┌─ ROWS
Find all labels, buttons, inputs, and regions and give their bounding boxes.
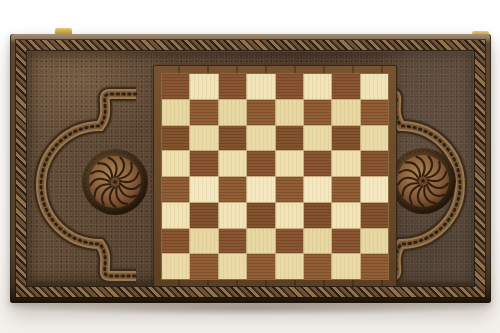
rope-border bbox=[16, 40, 485, 297]
photo-background bbox=[0, 0, 500, 333]
board-case bbox=[10, 34, 491, 303]
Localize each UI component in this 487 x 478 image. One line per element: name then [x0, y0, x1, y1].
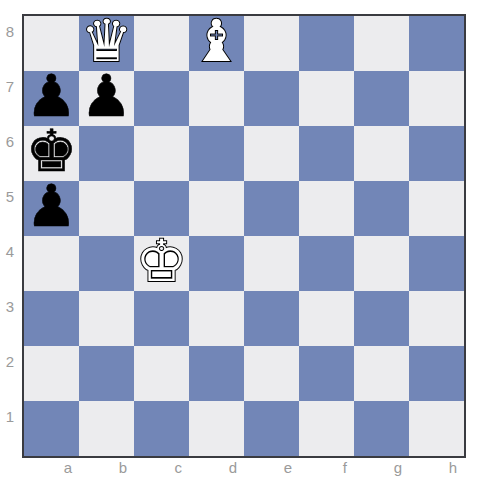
square-a4[interactable]	[24, 236, 79, 291]
square-a5[interactable]: ♟	[24, 181, 79, 236]
square-c2[interactable]	[134, 346, 189, 401]
square-d3[interactable]	[189, 291, 244, 346]
square-h7[interactable]	[409, 71, 464, 126]
square-h2[interactable]	[409, 346, 464, 401]
square-e8[interactable]	[244, 16, 299, 71]
square-e1[interactable]	[244, 401, 299, 456]
rank-label-7: 7	[0, 71, 20, 126]
rank-label-2: 2	[0, 346, 20, 401]
square-e3[interactable]	[244, 291, 299, 346]
square-c1[interactable]	[134, 401, 189, 456]
square-g6[interactable]	[354, 126, 409, 181]
square-h6[interactable]	[409, 126, 464, 181]
white-queen-b8[interactable]: ♛	[81, 14, 133, 69]
square-d2[interactable]	[189, 346, 244, 401]
square-a1[interactable]	[24, 401, 79, 456]
square-g3[interactable]	[354, 291, 409, 346]
square-g5[interactable]	[354, 181, 409, 236]
black-pawn-a7[interactable]: ♟	[26, 69, 78, 124]
square-f4[interactable]	[299, 236, 354, 291]
square-b4[interactable]	[79, 236, 134, 291]
board-frame: ♛♝♟♟♚♟♚	[22, 14, 466, 458]
file-label-c: c	[134, 459, 189, 476]
file-label-a: a	[24, 459, 79, 476]
white-bishop-d8[interactable]: ♝	[191, 14, 243, 69]
square-e4[interactable]	[244, 236, 299, 291]
file-label-e: e	[244, 459, 299, 476]
square-g7[interactable]	[354, 71, 409, 126]
square-d5[interactable]	[189, 181, 244, 236]
square-e2[interactable]	[244, 346, 299, 401]
square-a2[interactable]	[24, 346, 79, 401]
square-f7[interactable]	[299, 71, 354, 126]
square-f8[interactable]	[299, 16, 354, 71]
square-e7[interactable]	[244, 71, 299, 126]
square-h5[interactable]	[409, 181, 464, 236]
square-h3[interactable]	[409, 291, 464, 346]
black-pawn-b7[interactable]: ♟	[81, 69, 133, 124]
file-label-b: b	[79, 459, 134, 476]
square-f5[interactable]	[299, 181, 354, 236]
square-h4[interactable]	[409, 236, 464, 291]
board: ♛♝♟♟♚♟♚	[24, 16, 464, 456]
square-g1[interactable]	[354, 401, 409, 456]
black-pawn-a5[interactable]: ♟	[26, 179, 78, 234]
file-label-d: d	[189, 459, 244, 476]
rank-label-8: 8	[0, 16, 20, 71]
square-e5[interactable]	[244, 181, 299, 236]
file-label-h: h	[409, 459, 464, 476]
rank-label-6: 6	[0, 126, 20, 181]
square-f3[interactable]	[299, 291, 354, 346]
square-b7[interactable]: ♟	[79, 71, 134, 126]
rank-label-1: 1	[0, 401, 20, 456]
rank-label-4: 4	[0, 236, 20, 291]
square-b1[interactable]	[79, 401, 134, 456]
square-c6[interactable]	[134, 126, 189, 181]
square-b3[interactable]	[79, 291, 134, 346]
file-label-f: f	[299, 459, 354, 476]
rank-labels: 87654321	[0, 16, 20, 456]
square-g2[interactable]	[354, 346, 409, 401]
square-d4[interactable]	[189, 236, 244, 291]
square-b5[interactable]	[79, 181, 134, 236]
square-c3[interactable]	[134, 291, 189, 346]
square-c7[interactable]	[134, 71, 189, 126]
file-label-g: g	[354, 459, 409, 476]
rank-label-3: 3	[0, 291, 20, 346]
square-e6[interactable]	[244, 126, 299, 181]
square-f1[interactable]	[299, 401, 354, 456]
square-d7[interactable]	[189, 71, 244, 126]
square-a3[interactable]	[24, 291, 79, 346]
square-g4[interactable]	[354, 236, 409, 291]
square-g8[interactable]	[354, 16, 409, 71]
square-h1[interactable]	[409, 401, 464, 456]
chess-diagram: 87654321 ♛♝♟♟♚♟♚ abcdefgh	[0, 0, 487, 478]
rank-label-5: 5	[0, 181, 20, 236]
white-king-c4[interactable]: ♚	[136, 234, 188, 289]
square-d6[interactable]	[189, 126, 244, 181]
square-b6[interactable]	[79, 126, 134, 181]
square-b2[interactable]	[79, 346, 134, 401]
square-f6[interactable]	[299, 126, 354, 181]
square-d8[interactable]: ♝	[189, 16, 244, 71]
square-c8[interactable]	[134, 16, 189, 71]
square-f2[interactable]	[299, 346, 354, 401]
square-c4[interactable]: ♚	[134, 236, 189, 291]
square-h8[interactable]	[409, 16, 464, 71]
file-labels: abcdefgh	[24, 459, 464, 476]
black-king-a6[interactable]: ♚	[26, 124, 78, 179]
square-d1[interactable]	[189, 401, 244, 456]
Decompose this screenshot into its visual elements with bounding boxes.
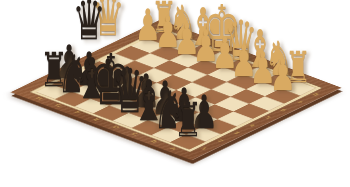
piece-black-rook-a1: ♜ (173, 97, 202, 144)
pieces-layer: ♜♞♝♛♚♝♞♜♟♟♟♟♟♟♟♟♟♟♟♟♟♟♟♟♜♞♝♛♚♝♞♜♛♛ (0, 0, 350, 187)
piece-white-pawn-a7: ♟ (269, 54, 296, 98)
chess-set-photo: HGFEDCBA87654321 ♜♞♝♛♚♝♞♜♟♟♟♟♟♟♟♟♟♟♟♟♟♟♟… (0, 0, 350, 187)
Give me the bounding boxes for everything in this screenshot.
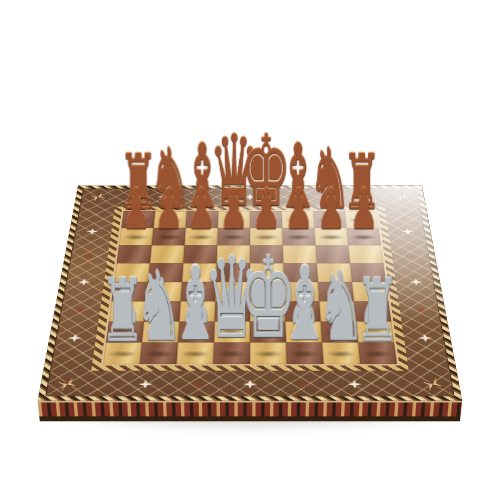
corner-pinwheel-inlay <box>52 375 82 393</box>
pieces-layer: ♜♞♝♛♚♝♞♜♟♟♟♟♟♟♟♟♟♟♟♟♟♟♟♟♜♞♝♛♚♝♞♜ <box>103 211 397 364</box>
red-flower-inlay <box>296 380 310 389</box>
pearl-star-inlay <box>401 228 414 235</box>
copper-pawn-glyph: ♟ <box>349 181 378 237</box>
corner-pinwheel-inlay <box>391 191 414 203</box>
silver-rook-glyph: ♜ <box>355 267 400 355</box>
copper-pawn-glyph: ♟ <box>187 181 216 237</box>
pearl-star-inlay <box>67 334 82 342</box>
red-flower-inlay <box>190 380 204 389</box>
copper-pawn-glyph: ♟ <box>154 181 183 237</box>
piece-silver-rook-h1[interactable]: ♜ <box>358 342 397 364</box>
pearl-star-inlay <box>347 380 362 389</box>
board-front-edge <box>38 401 463 422</box>
corner-pinwheel-inlay <box>419 375 446 393</box>
pearl-star-inlay <box>418 334 433 342</box>
red-flower-inlay <box>73 306 86 314</box>
copper-pawn-glyph: ♟ <box>252 181 281 237</box>
pearl-star-inlay <box>409 278 423 285</box>
chess-board: ♜♞♝♛♚♝♞♜♟♟♟♟♟♟♟♟♟♟♟♟♟♟♟♟♜♞♝♛♚♝♞♜ <box>38 186 463 401</box>
copper-pawn-glyph: ♟ <box>219 181 248 237</box>
pearl-star-inlay <box>77 278 91 285</box>
corner-pinwheel-inlay <box>86 191 111 203</box>
pearl-star-inlay <box>243 380 257 389</box>
pearl-star-inlay <box>138 380 153 389</box>
perspective-scene: ♜♞♝♛♚♝♞♜♟♟♟♟♟♟♟♟♟♟♟♟♟♟♟♟♜♞♝♛♚♝♞♜ <box>60 92 440 472</box>
red-flower-inlay <box>82 252 94 259</box>
copper-pawn-glyph: ♟ <box>284 181 313 237</box>
red-flower-inlay <box>414 306 427 314</box>
red-flower-inlay <box>406 252 418 259</box>
pearl-star-inlay <box>86 228 99 235</box>
copper-pawn-glyph: ♟ <box>317 181 346 237</box>
copper-pawn-glyph: ♟ <box>122 181 151 237</box>
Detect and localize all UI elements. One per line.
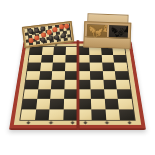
board-inner-band — [14, 44, 141, 125]
square — [118, 99, 133, 109]
square — [91, 109, 106, 120]
square — [23, 89, 38, 99]
checker-piece — [28, 29, 34, 35]
square — [49, 109, 64, 120]
band-ornament — [26, 121, 30, 125]
checker-piece — [46, 29, 52, 35]
square — [36, 99, 51, 109]
checker-piece — [28, 38, 34, 44]
square — [116, 80, 130, 89]
square — [78, 109, 92, 120]
checker-piece — [53, 26, 59, 32]
square — [104, 89, 118, 99]
square — [78, 89, 92, 99]
square — [27, 63, 40, 71]
square — [105, 99, 120, 109]
square — [78, 55, 90, 63]
square — [105, 109, 120, 120]
square — [78, 99, 92, 109]
square — [39, 71, 52, 80]
square — [53, 55, 66, 63]
square — [117, 89, 132, 99]
square — [26, 71, 40, 80]
square — [89, 47, 101, 55]
checker-piece — [54, 34, 60, 40]
square — [78, 80, 91, 89]
square — [90, 80, 104, 89]
square — [30, 47, 43, 55]
checker-piece — [40, 37, 46, 43]
board-maroon-border — [9, 41, 146, 130]
square — [50, 89, 64, 99]
square — [78, 63, 91, 71]
square — [115, 71, 129, 80]
checker-piece — [34, 28, 40, 34]
square — [22, 99, 37, 109]
square — [113, 55, 126, 63]
square — [101, 55, 114, 63]
folding-chessboard — [9, 41, 146, 130]
square — [78, 71, 91, 80]
square — [40, 63, 53, 71]
box-front-panel — [84, 36, 129, 48]
square — [103, 80, 117, 89]
band-ornament — [49, 121, 53, 125]
square — [38, 80, 52, 89]
band-ornament — [71, 121, 75, 125]
square — [51, 80, 65, 89]
band-ornament — [105, 121, 109, 125]
square — [50, 99, 64, 109]
square — [90, 71, 103, 80]
square — [52, 71, 65, 80]
square — [20, 109, 35, 120]
square — [41, 55, 54, 63]
box-body: ♞♟♝♙ ♞♛♟♝ — [83, 21, 131, 49]
wooden-pieces-box: ♞♟♝♙ ♞♛♟♝ — [83, 13, 131, 49]
square — [28, 55, 41, 63]
checker-piece — [34, 35, 40, 41]
product-photo-scene: ♞♟♝♙ ♞♛♟♝ — [0, 0, 155, 155]
square — [119, 109, 134, 120]
checker-piece — [64, 23, 70, 29]
square — [52, 63, 65, 71]
mini-checkerboard — [24, 23, 72, 45]
checker-piece — [48, 35, 54, 41]
square — [102, 63, 115, 71]
square — [54, 47, 66, 55]
square — [91, 99, 105, 109]
square — [78, 47, 90, 55]
square — [89, 55, 102, 63]
fold-seam — [76, 40, 79, 130]
band-ornament — [83, 121, 87, 125]
square — [25, 80, 39, 89]
square — [91, 89, 105, 99]
square — [37, 89, 51, 99]
square — [103, 71, 116, 80]
band-ornament — [128, 121, 132, 125]
checker-piece — [61, 33, 67, 39]
square — [90, 63, 103, 71]
square — [42, 47, 55, 55]
square — [35, 109, 50, 120]
checker-piece — [41, 27, 47, 33]
square — [114, 63, 127, 71]
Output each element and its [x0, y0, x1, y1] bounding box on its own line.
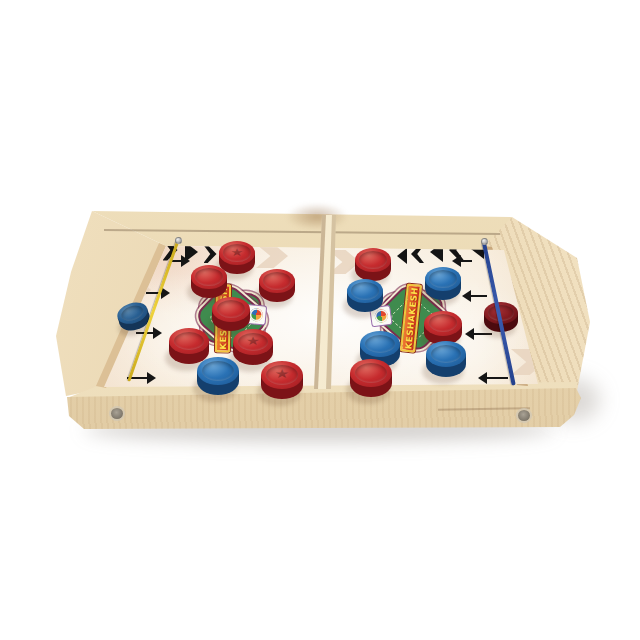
└─
_GIVEN PROBLEM_
How many lines of the listing above contain the string "bounding"? Reply with the number alone.

_FULL RESPONSE_
4